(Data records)
= = =

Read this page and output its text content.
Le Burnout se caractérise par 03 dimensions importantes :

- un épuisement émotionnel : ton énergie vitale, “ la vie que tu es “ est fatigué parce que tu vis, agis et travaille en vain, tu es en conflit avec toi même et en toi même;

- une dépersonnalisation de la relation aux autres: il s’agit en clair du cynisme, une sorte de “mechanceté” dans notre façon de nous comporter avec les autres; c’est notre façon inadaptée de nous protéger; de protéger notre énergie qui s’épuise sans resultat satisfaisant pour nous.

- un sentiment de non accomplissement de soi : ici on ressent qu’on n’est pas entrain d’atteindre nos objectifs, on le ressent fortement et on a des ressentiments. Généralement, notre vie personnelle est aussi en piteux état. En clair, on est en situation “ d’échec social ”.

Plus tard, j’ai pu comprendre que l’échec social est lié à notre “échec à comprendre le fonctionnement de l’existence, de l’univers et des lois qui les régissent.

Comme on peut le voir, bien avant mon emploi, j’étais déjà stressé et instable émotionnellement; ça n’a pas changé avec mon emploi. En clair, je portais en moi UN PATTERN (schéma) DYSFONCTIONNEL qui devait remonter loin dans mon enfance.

= = =

## [REQUIRED WORK]
Write out the full set of records exactly as given.

## [THE OUTPUT]
Read this page and output its text content.
Le Burnout se caractérise par 03 dimensions importantes :

- un épuisement émotionnel : ton énergie vitale, “ la vie que tu es “ est fatigué parce que tu vis, agis et travaille en vain, tu es en conflit avec toi même et en toi même;

- une dépersonnalisation de la relation aux autres: il s’agit en clair du cynisme, une sorte de “mechanceté” dans notre façon de nous comporter avec les autres; c’est notre façon inadaptée de nous protéger; de protéger notre énergie qui s’épuise sans resultat satisfaisant pour nous.

- un sentiment de non accomplissement de soi : ici on ressent qu’on n’est pas entrain d’atteindre nos objectifs, on le ressent fortement et on a des ressentiments. Généralement, notre vie personnelle est aussi en piteux état. En clair, on est en situation “ d’échec social ”.

Plus tard, j’ai pu comprendre que l’échec social est lié à notre “échec à comprendre le fonctionnement de l’existence, de l’univers et des lois qui les régissent.

Comme on peut le voir, bien avant mon emploi, j’étais déjà stressé et instable émotionnellement; ça n’a pas changé avec mon emploi. En clair, je portais en moi UN PATTERN (schéma) DYSFONCTIONNEL qui devait remonter loin dans mon enfance.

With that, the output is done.